---- Task material
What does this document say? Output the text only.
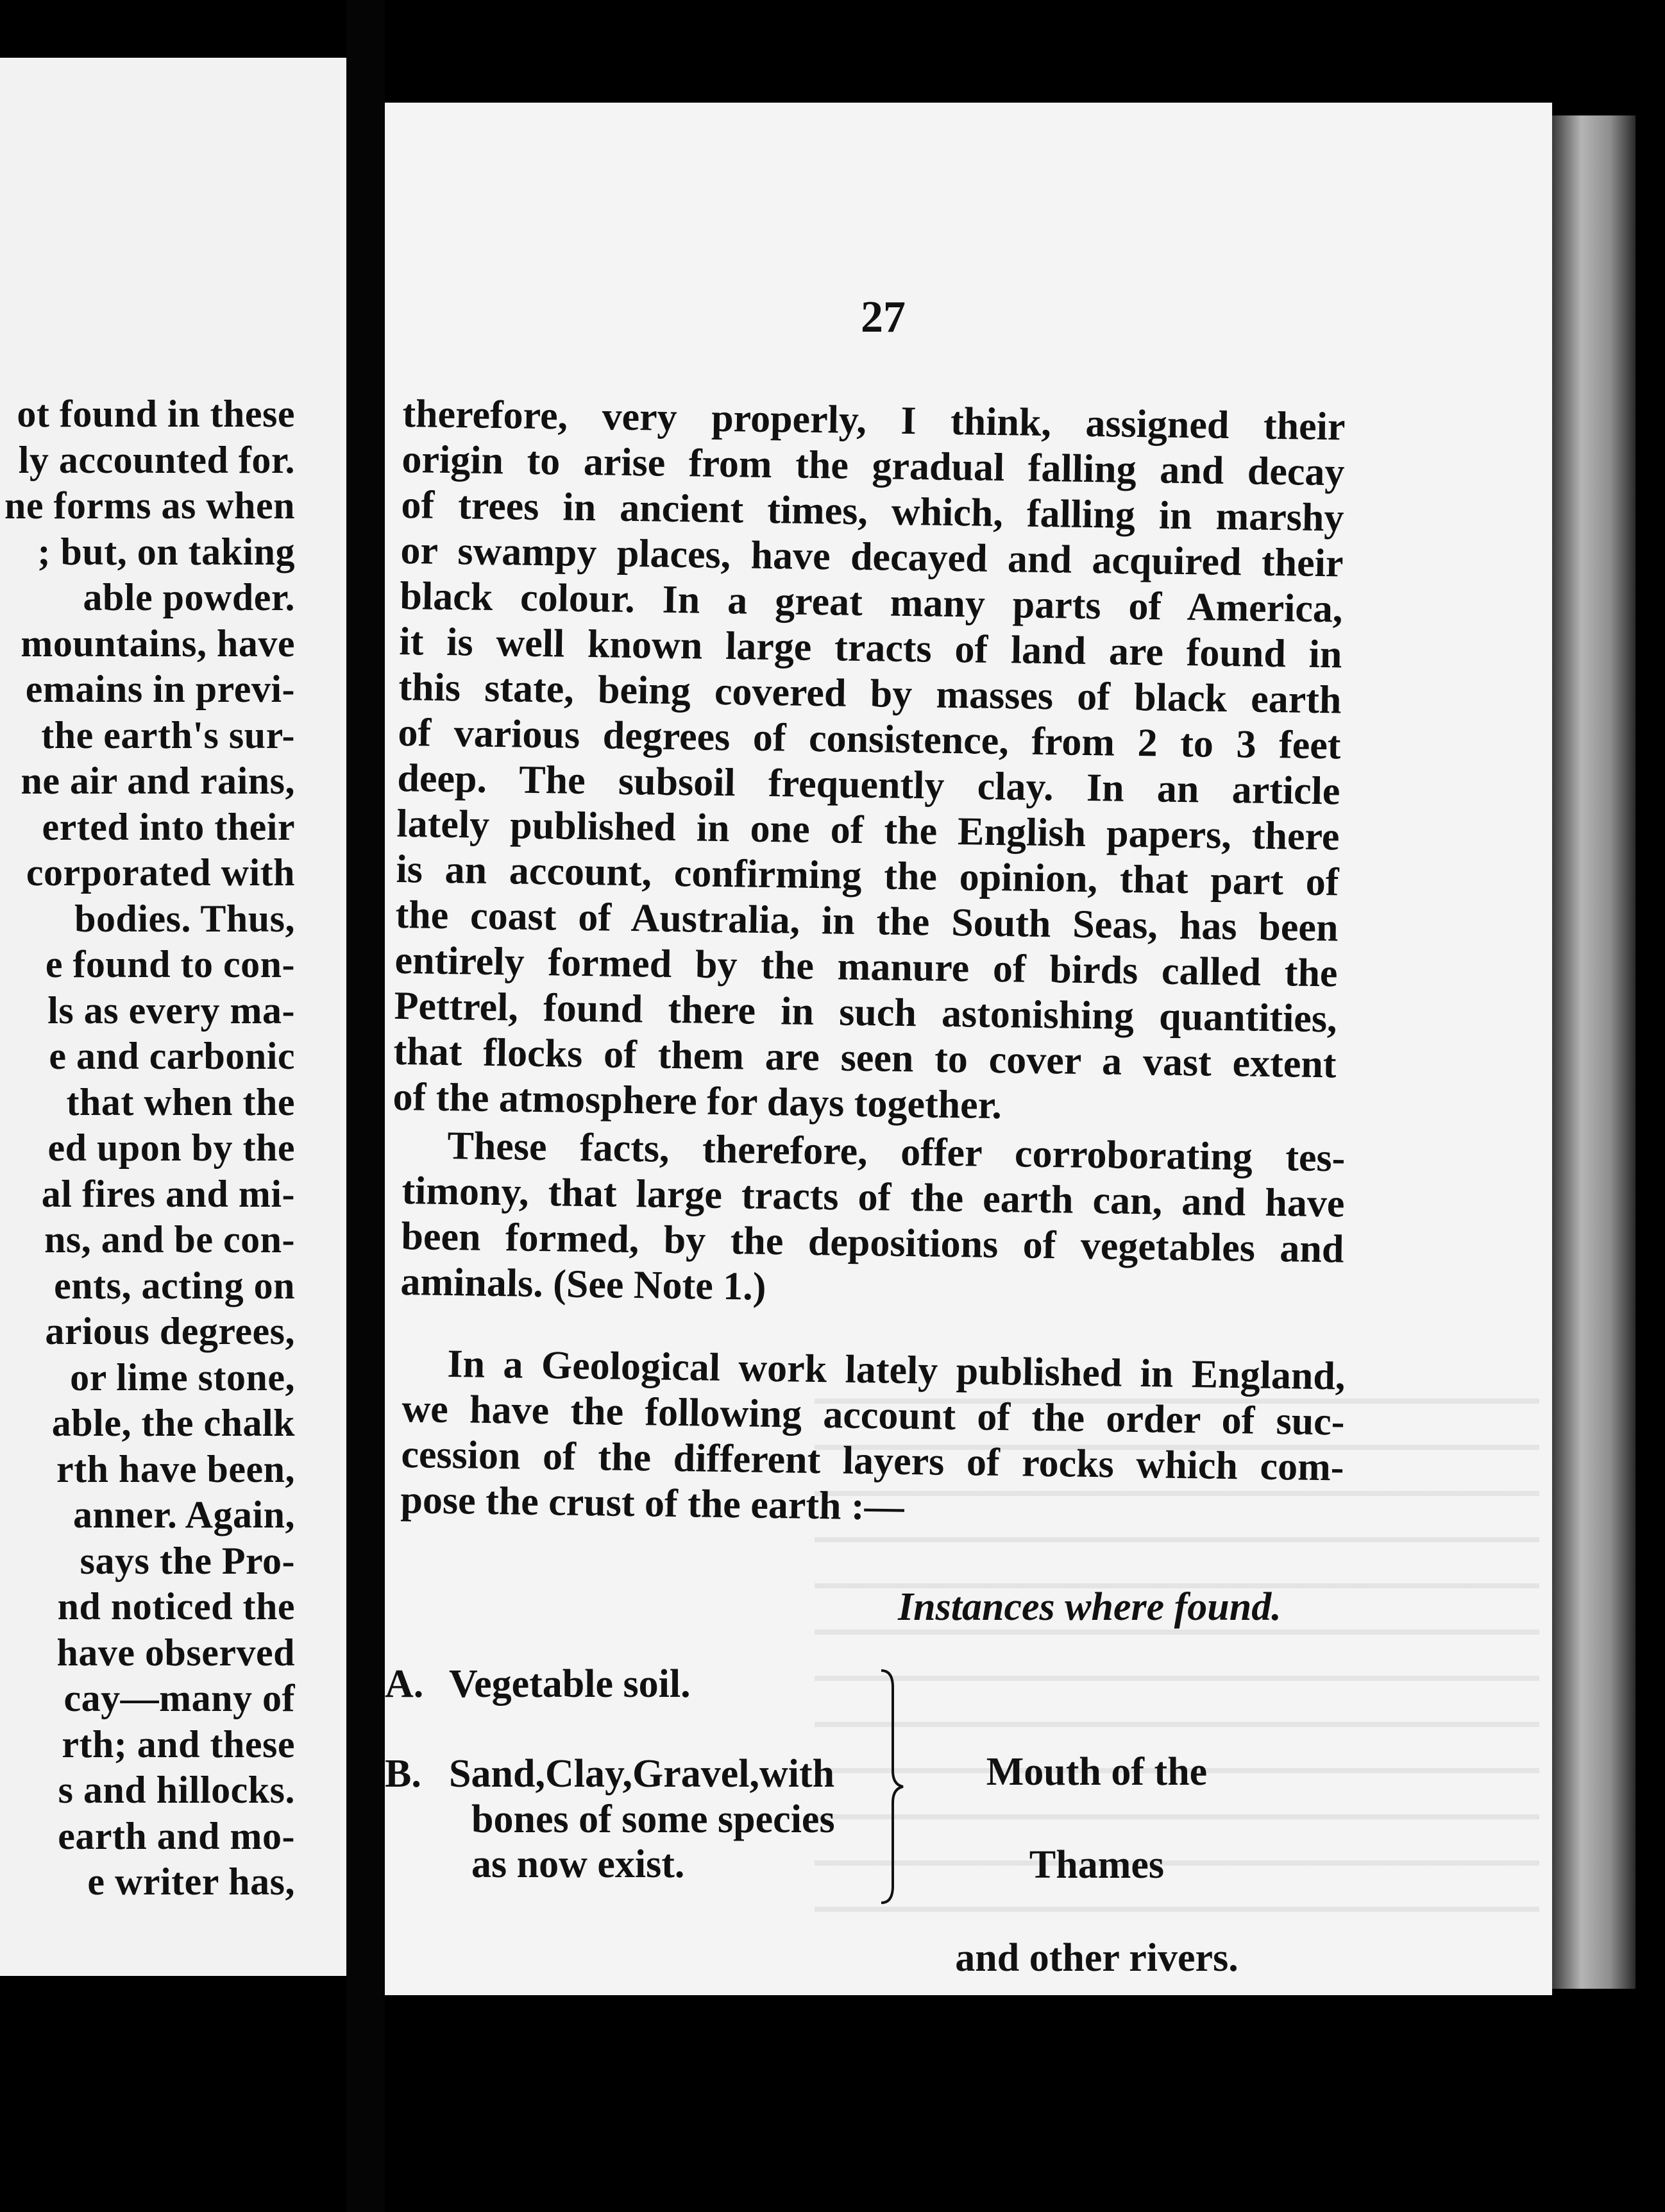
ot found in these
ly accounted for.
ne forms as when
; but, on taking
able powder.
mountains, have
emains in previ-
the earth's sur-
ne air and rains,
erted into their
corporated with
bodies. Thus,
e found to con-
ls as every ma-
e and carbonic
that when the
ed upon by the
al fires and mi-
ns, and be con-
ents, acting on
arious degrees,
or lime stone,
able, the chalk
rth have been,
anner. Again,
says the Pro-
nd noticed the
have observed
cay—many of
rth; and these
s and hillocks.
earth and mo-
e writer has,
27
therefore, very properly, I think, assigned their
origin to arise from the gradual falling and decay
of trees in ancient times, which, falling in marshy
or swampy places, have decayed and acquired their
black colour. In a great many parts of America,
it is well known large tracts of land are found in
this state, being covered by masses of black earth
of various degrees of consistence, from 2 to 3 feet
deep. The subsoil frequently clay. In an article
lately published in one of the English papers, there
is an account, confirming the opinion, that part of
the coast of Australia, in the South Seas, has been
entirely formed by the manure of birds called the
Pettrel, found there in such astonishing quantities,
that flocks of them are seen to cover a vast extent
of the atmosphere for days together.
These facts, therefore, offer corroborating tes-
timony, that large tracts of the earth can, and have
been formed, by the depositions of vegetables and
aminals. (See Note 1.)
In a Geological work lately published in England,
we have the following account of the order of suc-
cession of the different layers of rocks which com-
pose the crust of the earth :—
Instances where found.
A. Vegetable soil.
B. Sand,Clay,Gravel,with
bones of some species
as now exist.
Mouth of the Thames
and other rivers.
--------
Goal - Reproduce the material word for word. Any pictures should be left out of the copy.

Final result -
What does this document say? Output the text only.
ot found in these
ly accounted for.
ne forms as when
; but, on taking
able powder.
mountains, have
emains in previ-
the earth's sur-
ne air and rains,
erted into their
corporated with
bodies. Thus,
e found to con-
ls as every ma-
e and carbonic
that when the
ed upon by the
al fires and mi-
ns, and be con-
ents, acting on
arious degrees,
or lime stone,
able, the chalk
rth have been,
anner. Again,
says the Pro-
nd noticed the
have observed
cay—many of
rth; and these
s and hillocks.
earth and mo-
e writer has,
27
therefore, very properly, I think, assigned their
origin to arise from the gradual falling and decay
of trees in ancient times, which, falling in marshy
or swampy places, have decayed and acquired their
black colour. In a great many parts of America,
it is well known large tracts of land are found in
this state, being covered by masses of black earth
of various degrees of consistence, from 2 to 3 feet
deep. The subsoil frequently clay. In an article
lately published in one of the English papers, there
is an account, confirming the opinion, that part of
the coast of Australia, in the South Seas, has been
entirely formed by the manure of birds called the
Pettrel, found there in such astonishing quantities,
that flocks of them are seen to cover a vast extent
of the atmosphere for days together.
These facts, therefore, offer corroborating tes-
timony, that large tracts of the earth can, and have
been formed, by the depositions of vegetables and
aminals. (See Note 1.)
In a Geological work lately published in England,
we have the following account of the order of suc-
cession of the different layers of rocks which com-
pose the crust of the earth :—
Instances where found.
A. Vegetable soil.
B. Sand,Clay,Gravel,with
bones of some species
as now exist.
Mouth of the Thames
and other rivers.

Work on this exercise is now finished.